Textauszug:
_____

Der Trend überrascht auch deshalb, weil die Kriminalitätszahlen seit Jahren bundesweit zurückgehen. 2019 verzeichnete die Hamburger Polizei in Sachen Kriminalitätsbelastung gar den niedrigsten Stand seit 1981. Zwar hat der „Viktimisierungssurvey“ des Bundeskriminalamtes (BKA) ergeben, dass sich die meisten Menschen in Deutschland insgesamt sicher fühlen. Doch die repräsentative Studie besagt auch, dass der Anteil derjenigen wächst, die sich vor Kriminalität ängstigen. Auch in Hamburg?
Hamburg hat bundesweit geringsten Anteil an kleinen Waffenscheinen
„Ein Unsicherheitsgefühl ist bei den Hamburgerinnen und Hamburgern offensichtlich, trotz einer Einstellungsoffensive bei der Polizei Hamburg, immer noch vorhanden, sodass sich viele zum Schutz oder zur Selbstverteidigung eine Schreckschusswaffe besorgen“, sagt Thomas Jungfer, Chef der Deutschen Polizeigewerkschaft (DPolG) in Hamburg. Schreckschusswaffen, so Jungfer weiter, suggerierten indes nur eine Scheinsicherheit. Deutschlandweit warnen Polizeigewerkschaften seit Jahren zudem vor dem Verletzungsrisiko durch die massenhafte Verbreitung kleiner Waffenscheine.
Allerdings verzeichnet Hamburg, im Verhältnis zur Einwohnerzahl, bundesweit noch den geringsten Anteil an kleinen Waffenscheinen – es sind nur etwa vier auf 1000 Einwohner. Ganz anders sieht es in Schleswig-Holstein aus. Wie aus einer Umfrage der „Rheinischen Post“ hervorgeht, kommen in Hamburgs Nachbarland auf 1000 Einwohner mehr als zehn Waffenscheine.

_____

Bereitgestellte Daten:

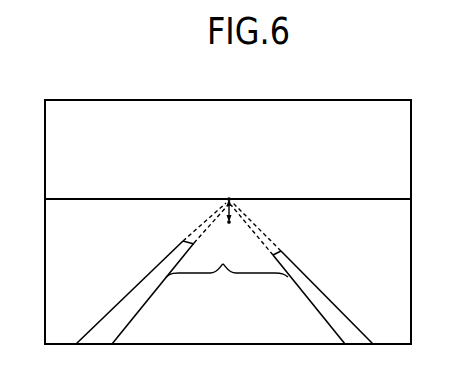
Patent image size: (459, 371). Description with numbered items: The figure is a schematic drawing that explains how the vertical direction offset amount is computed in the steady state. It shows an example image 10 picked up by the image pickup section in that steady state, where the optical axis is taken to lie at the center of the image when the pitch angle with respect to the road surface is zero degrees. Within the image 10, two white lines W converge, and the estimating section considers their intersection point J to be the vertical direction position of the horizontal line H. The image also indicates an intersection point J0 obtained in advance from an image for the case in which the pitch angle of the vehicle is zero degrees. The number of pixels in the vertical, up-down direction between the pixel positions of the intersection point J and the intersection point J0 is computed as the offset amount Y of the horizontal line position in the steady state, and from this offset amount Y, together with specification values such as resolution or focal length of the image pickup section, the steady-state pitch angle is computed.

_____

Schriftlicher Auftrag: Schreiben Sie den Textauszug über kleine Waffenscheine in Hamburg vollständig und wortgetreu ab. Die Auflistung hat keinen Bezug zum Textauszug.

Ergebnis der Aufgabe:
Der Trend überrascht auch deshalb, weil die Kriminalitätszahlen seit Jahren bundesweit zurückgehen. 2019 verzeichnete die Hamburger Polizei in Sachen Kriminalitätsbelastung gar den niedrigsten Stand seit 1981. Zwar hat der „Viktimisierungssurvey“ des Bundeskriminalamtes (BKA) ergeben, dass sich die meisten Menschen in Deutschland insgesamt sicher fühlen. Doch die repräsentative Studie besagt auch, dass der Anteil derjenigen wächst, die sich vor Kriminalität ängstigen. Auch in Hamburg?
Hamburg hat bundesweit geringsten Anteil an kleinen Waffenscheinen
„Ein Unsicherheitsgefühl ist bei den Hamburgerinnen und Hamburgern offensichtlich, trotz einer Einstellungsoffensive bei der Polizei Hamburg, immer noch vorhanden, sodass sich viele zum Schutz oder zur Selbstverteidigung eine Schreckschusswaffe besorgen“, sagt Thomas Jungfer, Chef der Deutschen Polizeigewerkschaft (DPolG) in Hamburg. Schreckschusswaffen, so Jungfer weiter, suggerierten indes nur eine Scheinsicherheit. Deutschlandweit warnen Polizeigewerkschaften seit Jahren zudem vor dem Verletzungsrisiko durch die massenhafte Verbreitung kleiner Waffenscheine.
Allerdings verzeichnet Hamburg, im Verhältnis zur Einwohnerzahl, bundesweit noch den geringsten Anteil an kleinen Waffenscheinen – es sind nur etwa vier auf 1000 Einwohner. Ganz anders sieht es in Schleswig-Holstein aus. Wie aus einer Umfrage der „Rheinischen Post“ hervorgeht, kommen in Hamburgs Nachbarland auf 1000 Einwohner mehr als zehn Waffenscheine.